→ **Task to carry out**: For every line in the records that has the word "United", make a copy.

Records about charts and figures:

--- START ---

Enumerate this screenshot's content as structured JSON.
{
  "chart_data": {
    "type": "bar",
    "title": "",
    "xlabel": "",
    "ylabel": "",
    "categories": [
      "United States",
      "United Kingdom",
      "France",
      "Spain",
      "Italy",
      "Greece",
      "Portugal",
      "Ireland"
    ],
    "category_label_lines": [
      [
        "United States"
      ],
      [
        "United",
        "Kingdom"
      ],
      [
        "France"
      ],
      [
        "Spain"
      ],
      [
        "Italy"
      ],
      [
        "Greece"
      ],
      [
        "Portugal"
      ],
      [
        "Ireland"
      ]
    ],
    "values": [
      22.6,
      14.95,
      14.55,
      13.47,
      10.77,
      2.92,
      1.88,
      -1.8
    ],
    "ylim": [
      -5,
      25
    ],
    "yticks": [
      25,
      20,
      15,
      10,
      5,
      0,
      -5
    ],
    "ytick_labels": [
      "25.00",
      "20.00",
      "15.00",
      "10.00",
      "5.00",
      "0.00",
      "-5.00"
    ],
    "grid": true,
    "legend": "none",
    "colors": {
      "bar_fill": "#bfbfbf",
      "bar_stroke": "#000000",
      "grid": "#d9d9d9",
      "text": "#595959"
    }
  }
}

--- END ---

→ **Solution**:
      "United States",
      "United Kingdom",
        "United States"
        "United",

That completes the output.